--- Start of RECORDS FOR PROCESSING ---
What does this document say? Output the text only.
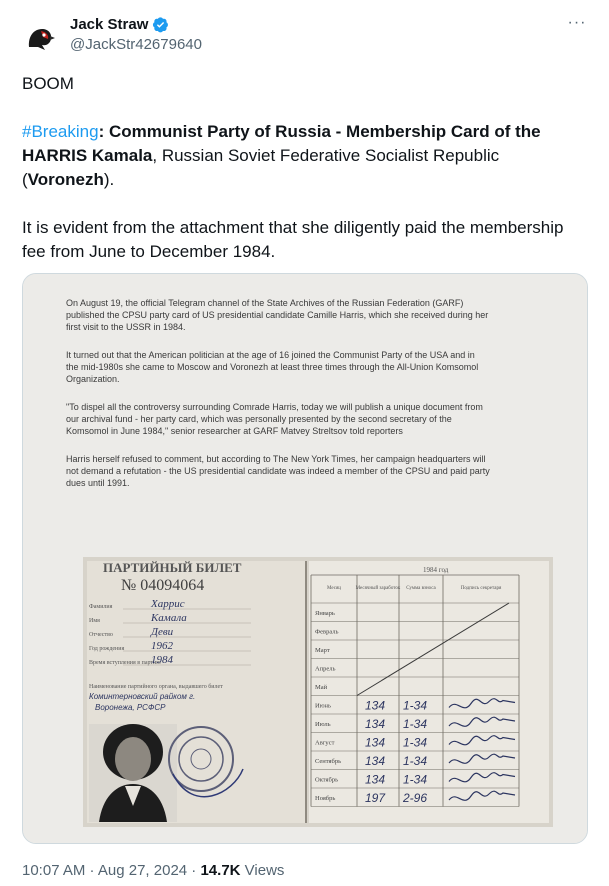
Jack Straw
@JackStr42679640
···
BOOM
#Breaking: Communist Party of Russia - Membership Card of the HARRIS Kamala, Russian Soviet Federative Socialist Republic (Voronezh).
It is evident from the attachment that she diligently paid the membership fee from June to December 1984.
On August 19, the official Telegram channel of the State Archives of the Russian Federation (GARF)
published the CPSU party card of US presidential candidate Camille Harris, which she received during her
first visit to the USSR in 1984.
It turned out that the American politician at the age of 16 joined the Communist Party of the USA and in
the mid-1980s she came to Moscow and Voronezh at least three times through the All-Union Komsomol
Organization.
"To dispel all the controversy surrounding Comrade Harris, today we will publish a unique document from
our archival fund - her party card, which was personally presented by the second secretary of the
Komsomol in June 1984," senior researcher at GARF Matvey Streltsov told reporters
Harris herself refused to comment, but according to The New York Times, her campaign headquarters will
not demand a refutation - the US presidential candidate was indeed a member of the CPSU and paid party
dues until 1991.
ПАРТИЙНЫЙ БИЛЕТ
№ 04094064
Фамилия	Харрис
Имя	Камала
Отчество	Деви
Год рождения 1962
Время вступления в партию
1984
Наименование партийного органа, выдавшего билет
Коминтерновский райком г.
Воронежа, РСФСР
1984 год
Месяц	Месячный заработок Сумма взноса	Подпись секретаря
Январь
Февраль
Март
Апрель
Май
Июнь	134 1-34
Июль	134 1-34
Август	134 1-34
Сентябрь 134 1-34
Октябрь 134 1-34
Ноябрь 197 2-96
10:07 AM · Aug 27, 2024 · 14.7K Views
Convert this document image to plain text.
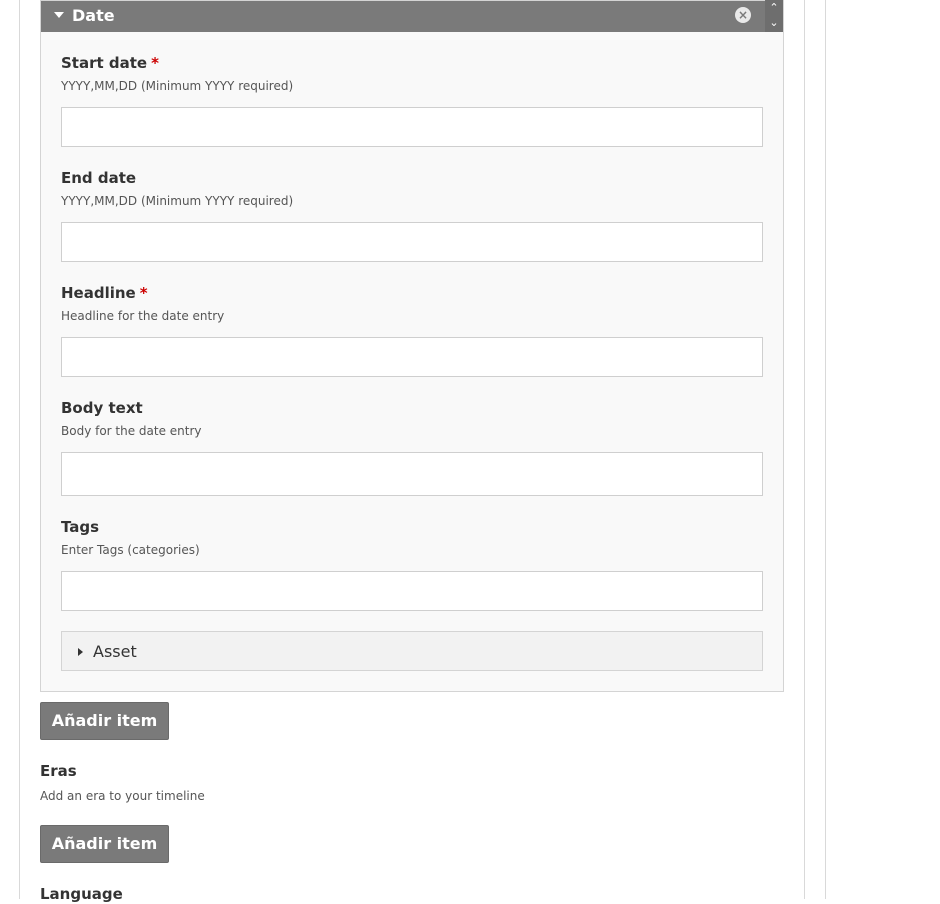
Date	×
⌃
⌄
Start date *
YYYY,MM,DD (Minimum YYYY required)
End date
YYYY,MM,DD (Minimum YYYY required)
Headline *
Headline for the date entry
Body text
Body for the date entry
Tags
Enter Tags (categories)
Asset
Añadir item
Eras
Add an era to your timeline
Añadir item
Language
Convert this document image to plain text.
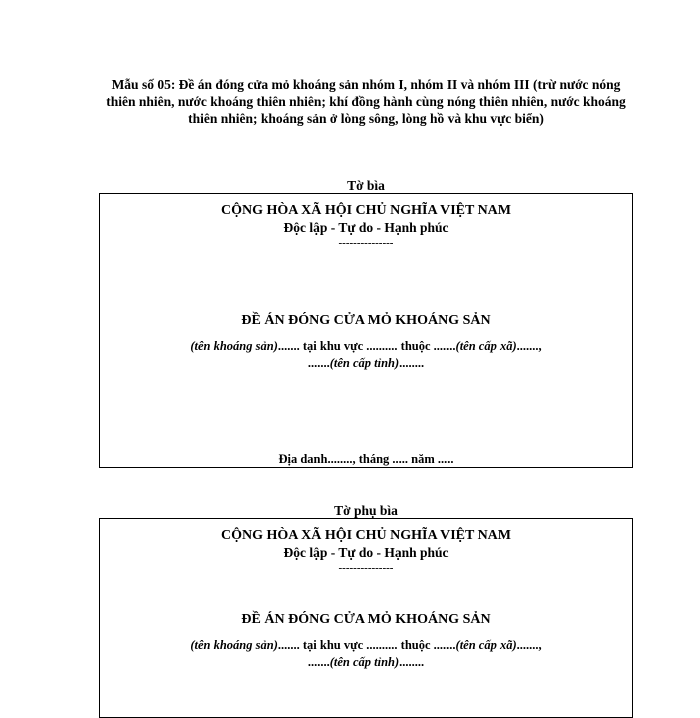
Mẫu số 05: Đề án đóng cửa mỏ khoáng sản nhóm I, nhóm II và nhóm III (trừ nước nóng thiên nhiên, nước khoáng thiên nhiên; khí đồng hành cùng nóng thiên nhiên, nước khoáng thiên nhiên; khoáng sản ở lòng sông, lòng hồ và khu vực biển)
Tờ bìa
CỘNG HÒA XÃ HỘI CHỦ NGHĨA VIỆT NAM
Độc lập - Tự do - Hạnh phúc
---------------
ĐỀ ÁN ĐÓNG CỬA MỎ KHOÁNG SẢN
(tên khoáng sản)....... tại khu vực .......... thuộc .......(tên cấp xã).......,
.......(tên cấp tỉnh)........
Địa danh........, tháng ..... năm .....
Tờ phụ bìa
CỘNG HÒA XÃ HỘI CHỦ NGHĨA VIỆT NAM
Độc lập - Tự do - Hạnh phúc
---------------
ĐỀ ÁN ĐÓNG CỬA MỎ KHOÁNG SẢN
(tên khoáng sản)....... tại khu vực .......... thuộc .......(tên cấp xã).......,
.......(tên cấp tỉnh)........
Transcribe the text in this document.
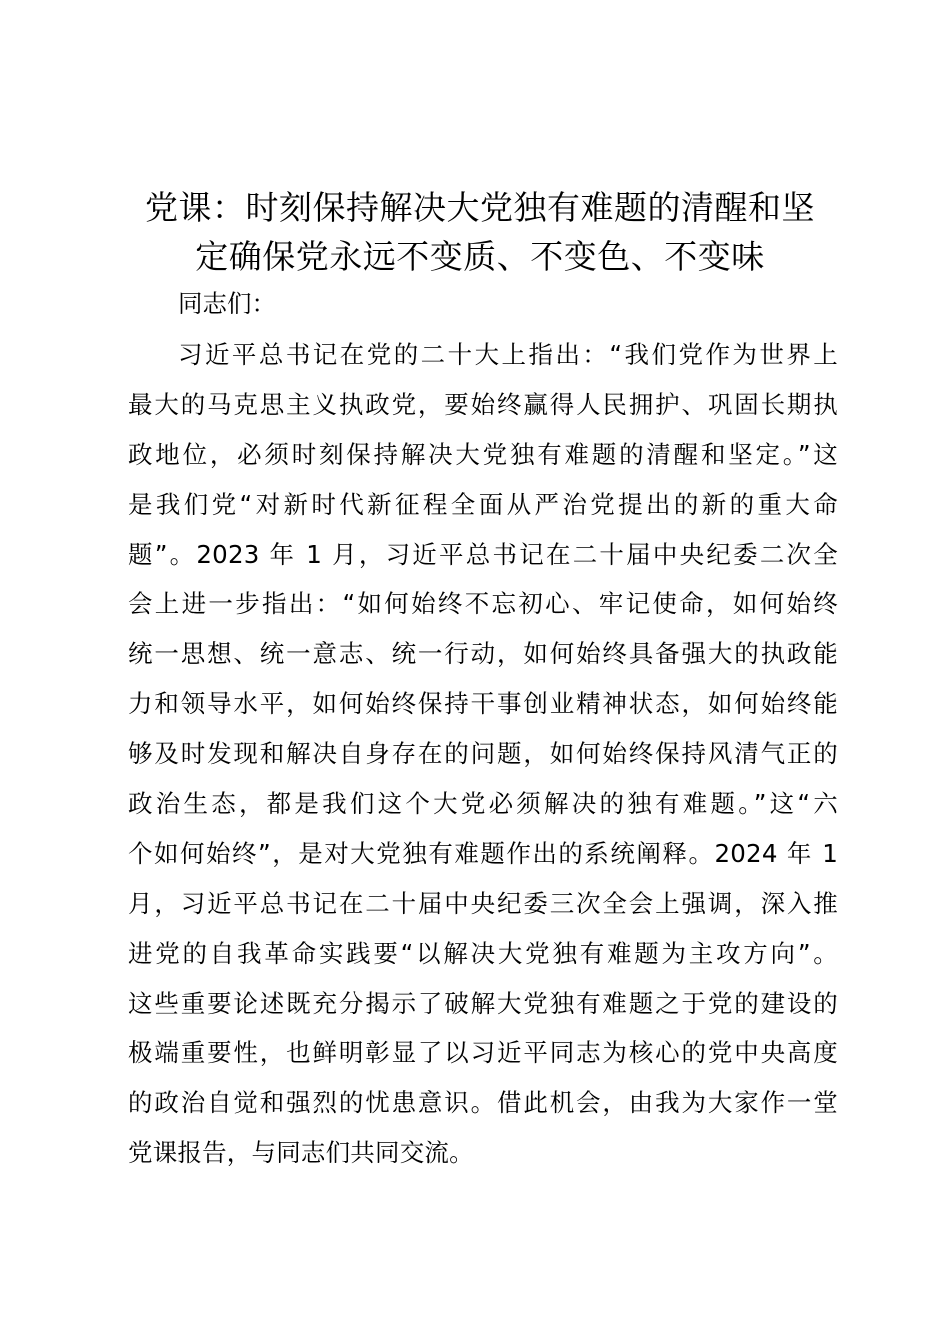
党课：时刻保持解决大党独有难题的清醒和坚
定确保党永远不变质、不变色、不变味
同志们：
习近平总书记在党的二十大上指出：“我们党作为世界上
最大的马克思主义执政党，要始终赢得人民拥护、巩固长期执
政地位，必须时刻保持解决大党独有难题的清醒和坚定。”这
是我们党“对新时代新征程全面从严治党提出的新的重大命
题”。2023 年 1 月，习近平总书记在二十届中央纪委二次全
会上进一步指出：“如何始终不忘初心、牢记使命，如何始终
统一思想、统一意志、统一行动，如何始终具备强大的执政能
力和领导水平，如何始终保持干事创业精神状态，如何始终能
够及时发现和解决自身存在的问题，如何始终保持风清气正的
政治生态，都是我们这个大党必须解决的独有难题。”这“六
个如何始终”，是对大党独有难题作出的系统阐释。2024 年 1
月，习近平总书记在二十届中央纪委三次全会上强调，深入推
进党的自我革命实践要“以解决大党独有难题为主攻方向”。
这些重要论述既充分揭示了破解大党独有难题之于党的建设的
极端重要性，也鲜明彰显了以习近平同志为核心的党中央高度
的政治自觉和强烈的忧患意识。借此机会，由我为大家作一堂
党课报告，与同志们共同交流。
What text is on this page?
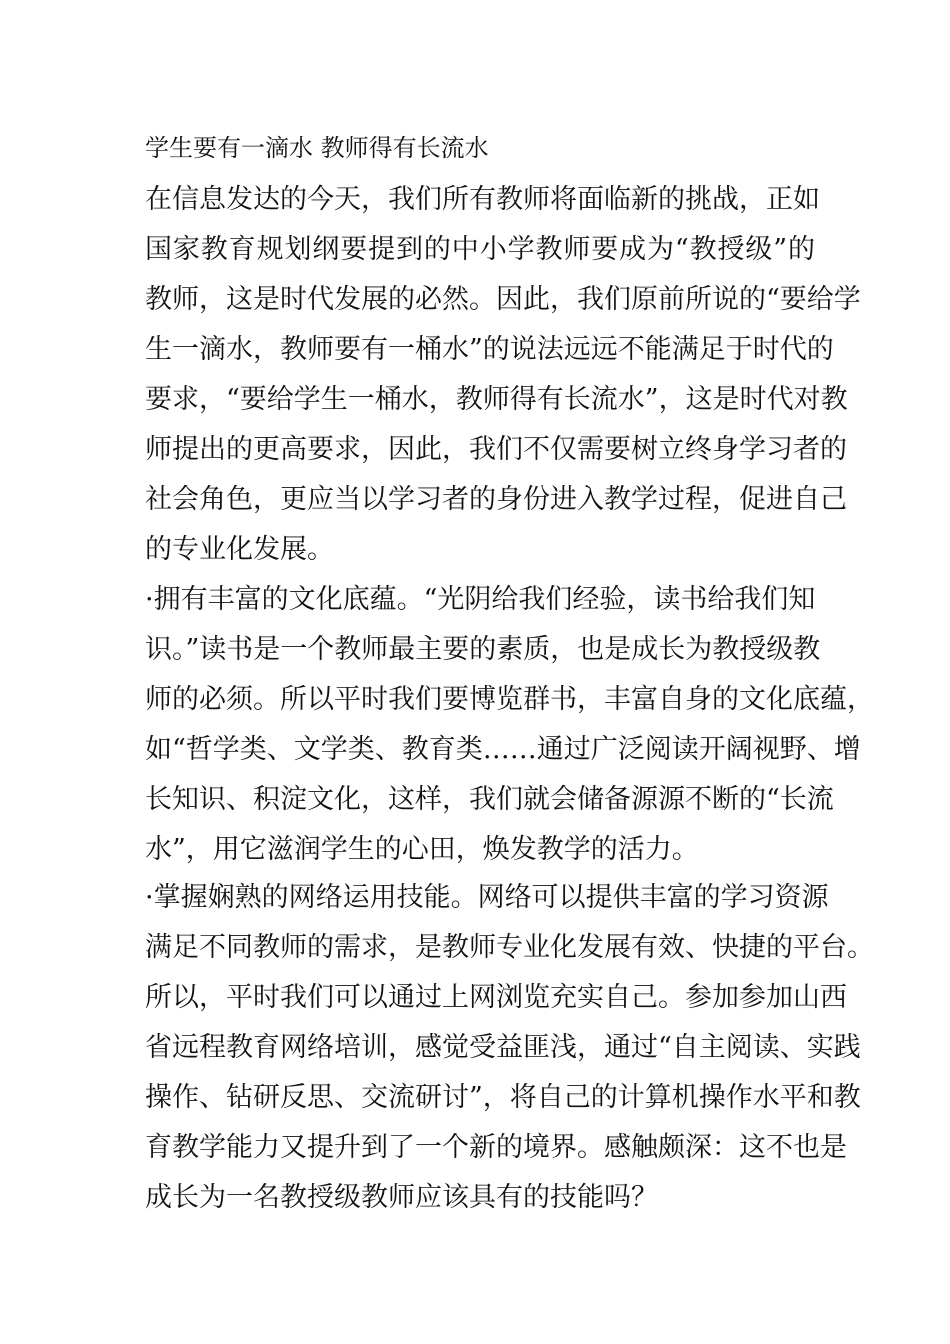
学生要有一滴水 教师得有长流水
在信息发达的今天，我们所有教师将面临新的挑战，正如
国家教育规划纲要提到的中小学教师要成为“教授级”的
教师，这是时代发展的必然。因此，我们原前所说的“要给学
生一滴水，教师要有一桶水”的说法远远不能满足于时代的
要求，“要给学生一桶水，教师得有长流水”，这是时代对教
师提出的更高要求，因此，我们不仅需要树立终身学习者的
社会角色，更应当以学习者的身份进入教学过程，促进自己
的专业化发展。
·拥有丰富的文化底蕴。“光阴给我们经验，读书给我们知
识。”读书是一个教师最主要的素质，也是成长为教授级教
师的必须。所以平时我们要博览群书，丰富自身的文化底蕴，
如“哲学类、文学类、教育类……通过广泛阅读开阔视野、增
长知识、积淀文化，这样，我们就会储备源源不断的“长流
水”，用它滋润学生的心田，焕发教学的活力。
·掌握娴熟的网络运用技能。网络可以提供丰富的学习资源
满足不同教师的需求，是教师专业化发展有效、快捷的平台。
所以，平时我们可以通过上网浏览充实自己。参加参加山西
省远程教育网络培训，感觉受益匪浅，通过“自主阅读、实践
操作、钻研反思、交流研讨”，将自己的计算机操作水平和教
育教学能力又提升到了一个新的境界。感触颇深：这不也是
成长为一名教授级教师应该具有的技能吗？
--- End of RECORDS FOR PROCESSING ---
■ WORK INSTRUCTIONS ■
Using the material above, return every line exactly as it appears, minus the pictures.

■ RESPONSE TO THIS TASK ■
What does this document say? Output the text only.
Jack Straw
@JackStr42679640
···
BOOM
#Breaking: Communist Party of Russia - Membership Card of the HARRIS Kamala, Russian Soviet Federative Socialist Republic (Voronezh).
It is evident from the attachment that she diligently paid the membership fee from June to December 1984.
On August 19, the official Telegram channel of the State Archives of the Russian Federation (GARF)
published the CPSU party card of US presidential candidate Camille Harris, which she received during her
first visit to the USSR in 1984.
It turned out that the American politician at the age of 16 joined the Communist Party of the USA and in
the mid-1980s she came to Moscow and Voronezh at least three times through the All-Union Komsomol
Organization.
"To dispel all the controversy surrounding Comrade Harris, today we will publish a unique document from
our archival fund - her party card, which was personally presented by the second secretary of the
Komsomol in June 1984," senior researcher at GARF Matvey Streltsov told reporters
Harris herself refused to comment, but according to The New York Times, her campaign headquarters will
not demand a refutation - the US presidential candidate was indeed a member of the CPSU and paid party
dues until 1991.
ПАРТИЙНЫЙ БИЛЕТ
№ 04094064
Фамилия	Харрис
Имя	Камала
Отчество	Деви
Год рождения 1962
Время вступления в партию
1984
Наименование партийного органа, выдавшего билет
Коминтерновский райком г.
Воронежа, РСФСР
1984 год
Месяц	Месячный заработок Сумма взноса	Подпись секретаря
Январь
Февраль
Март
Апрель
Май
Июнь	134 1-34
Июль	134 1-34
Август	134 1-34
Сентябрь 134 1-34
Октябрь 134 1-34
Ноябрь 197 2-96
10:07 AM · Aug 27, 2024 · 14.7K Views
Convert this document image to plain text.
Date	×
⌃
⌄
Start date *
YYYY,MM,DD (Minimum YYYY required)
End date
YYYY,MM,DD (Minimum YYYY required)
Headline *
Headline for the date entry
Body text
Body for the date entry
Tags
Enter Tags (categories)
Asset
Añadir item
Eras
Add an era to your timeline
Añadir item
Language
Convert this document image to plain text.
Mẫu số 05: Đề án đóng cửa mỏ khoáng sản nhóm I, nhóm II và nhóm III (trừ nước nóng thiên nhiên, nước khoáng thiên nhiên; khí đồng hành cùng nóng thiên nhiên, nước khoáng thiên nhiên; khoáng sản ở lòng sông, lòng hồ và khu vực biển)
Tờ bìa
CỘNG HÒA XÃ HỘI CHỦ NGHĨA VIỆT NAM
Độc lập - Tự do - Hạnh phúc
---------------
ĐỀ ÁN ĐÓNG CỬA MỎ KHOÁNG SẢN
(tên khoáng sản)....... tại khu vực .......... thuộc .......(tên cấp xã).......,
.......(tên cấp tỉnh)........
Địa danh........, tháng ..... năm .....
Tờ phụ bìa
CỘNG HÒA XÃ HỘI CHỦ NGHĨA VIỆT NAM
Độc lập - Tự do - Hạnh phúc
---------------
ĐỀ ÁN ĐÓNG CỬA MỎ KHOÁNG SẢN
(tên khoáng sản)....... tại khu vực .......... thuộc .......(tên cấp xã).......,
.......(tên cấp tỉnh)........
Transcribe the text in this document.
党课：时刻保持解决大党独有难题的清醒和坚
定确保党永远不变质、不变色、不变味
同志们：
习近平总书记在党的二十大上指出：“我们党作为世界上
最大的马克思主义执政党，要始终赢得人民拥护、巩固长期执
政地位，必须时刻保持解决大党独有难题的清醒和坚定。”这
是我们党“对新时代新征程全面从严治党提出的新的重大命
题”。2023 年 1 月，习近平总书记在二十届中央纪委二次全
会上进一步指出：“如何始终不忘初心、牢记使命，如何始终
统一思想、统一意志、统一行动，如何始终具备强大的执政能
力和领导水平，如何始终保持干事创业精神状态，如何始终能
够及时发现和解决自身存在的问题，如何始终保持风清气正的
政治生态，都是我们这个大党必须解决的独有难题。”这“六
个如何始终”，是对大党独有难题作出的系统阐释。2024 年 1
月，习近平总书记在二十届中央纪委三次全会上强调，深入推
进党的自我革命实践要“以解决大党独有难题为主攻方向”。
这些重要论述既充分揭示了破解大党独有难题之于党的建设的
极端重要性，也鲜明彰显了以习近平同志为核心的党中央高度
的政治自觉和强烈的忧患意识。借此机会，由我为大家作一堂
党课报告，与同志们共同交流。
What text is on this page?
学生要有一滴水 教师得有长流水
在信息发达的今天，我们所有教师将面临新的挑战，正如
国家教育规划纲要提到的中小学教师要成为“教授级”的
教师，这是时代发展的必然。因此，我们原前所说的“要给学
生一滴水，教师要有一桶水”的说法远远不能满足于时代的
要求，“要给学生一桶水，教师得有长流水”，这是时代对教
师提出的更高要求，因此，我们不仅需要树立终身学习者的
社会角色，更应当以学习者的身份进入教学过程，促进自己
的专业化发展。
·拥有丰富的文化底蕴。“光阴给我们经验，读书给我们知
识。”读书是一个教师最主要的素质，也是成长为教授级教
师的必须。所以平时我们要博览群书，丰富自身的文化底蕴，
如“哲学类、文学类、教育类……通过广泛阅读开阔视野、增
长知识、积淀文化，这样，我们就会储备源源不断的“长流
水”，用它滋润学生的心田，焕发教学的活力。
·掌握娴熟的网络运用技能。网络可以提供丰富的学习资源
满足不同教师的需求，是教师专业化发展有效、快捷的平台。
所以，平时我们可以通过上网浏览充实自己。参加参加山西
省远程教育网络培训，感觉受益匪浅，通过“自主阅读、实践
操作、钻研反思、交流研讨”，将自己的计算机操作水平和教
育教学能力又提升到了一个新的境界。感触颇深：这不也是
成长为一名教授级教师应该具有的技能吗？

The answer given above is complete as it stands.